- _STATED EXERCISE_
Pictures stay out of the copy; restate everything else in the material exactly.

- _EXERCISE MATERIALS_
------

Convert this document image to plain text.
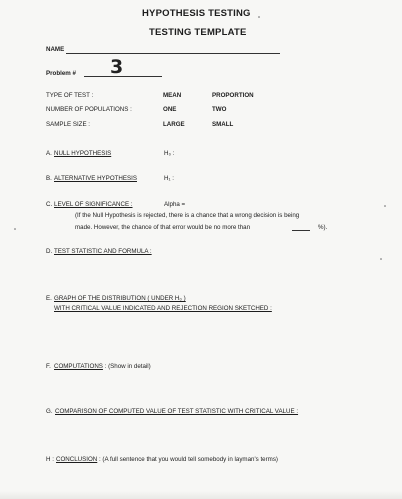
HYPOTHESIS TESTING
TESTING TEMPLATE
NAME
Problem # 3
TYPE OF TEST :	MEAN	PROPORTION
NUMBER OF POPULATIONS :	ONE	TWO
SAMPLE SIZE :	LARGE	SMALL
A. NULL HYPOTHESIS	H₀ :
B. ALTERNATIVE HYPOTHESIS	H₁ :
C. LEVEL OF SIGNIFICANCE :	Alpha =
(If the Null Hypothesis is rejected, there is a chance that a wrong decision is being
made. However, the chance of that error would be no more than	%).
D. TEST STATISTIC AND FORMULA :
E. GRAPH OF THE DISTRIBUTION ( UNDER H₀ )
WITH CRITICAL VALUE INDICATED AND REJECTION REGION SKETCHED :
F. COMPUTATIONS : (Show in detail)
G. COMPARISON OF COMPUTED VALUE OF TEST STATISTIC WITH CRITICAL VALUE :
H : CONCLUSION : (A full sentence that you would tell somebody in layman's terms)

------

- _EXPECTED ANSWER_
Convert this document image to plain text.
HYPOTHESIS TESTING
TESTING TEMPLATE
NAME
Problem # 3
TYPE OF TEST :	MEAN	PROPORTION
NUMBER OF POPULATIONS :	ONE	TWO
SAMPLE SIZE :	LARGE	SMALL
A. NULL HYPOTHESIS	H₀ :
B. ALTERNATIVE HYPOTHESIS	H₁ :
C. LEVEL OF SIGNIFICANCE :	Alpha =
(If the Null Hypothesis is rejected, there is a chance that a wrong decision is being
made. However, the chance of that error would be no more than	%).
D. TEST STATISTIC AND FORMULA :
E. GRAPH OF THE DISTRIBUTION ( UNDER H₀ )
WITH CRITICAL VALUE INDICATED AND REJECTION REGION SKETCHED :
F. COMPUTATIONS : (Show in detail)
G. COMPARISON OF COMPUTED VALUE OF TEST STATISTIC WITH CRITICAL VALUE :
H : CONCLUSION : (A full sentence that you would tell somebody in layman's terms)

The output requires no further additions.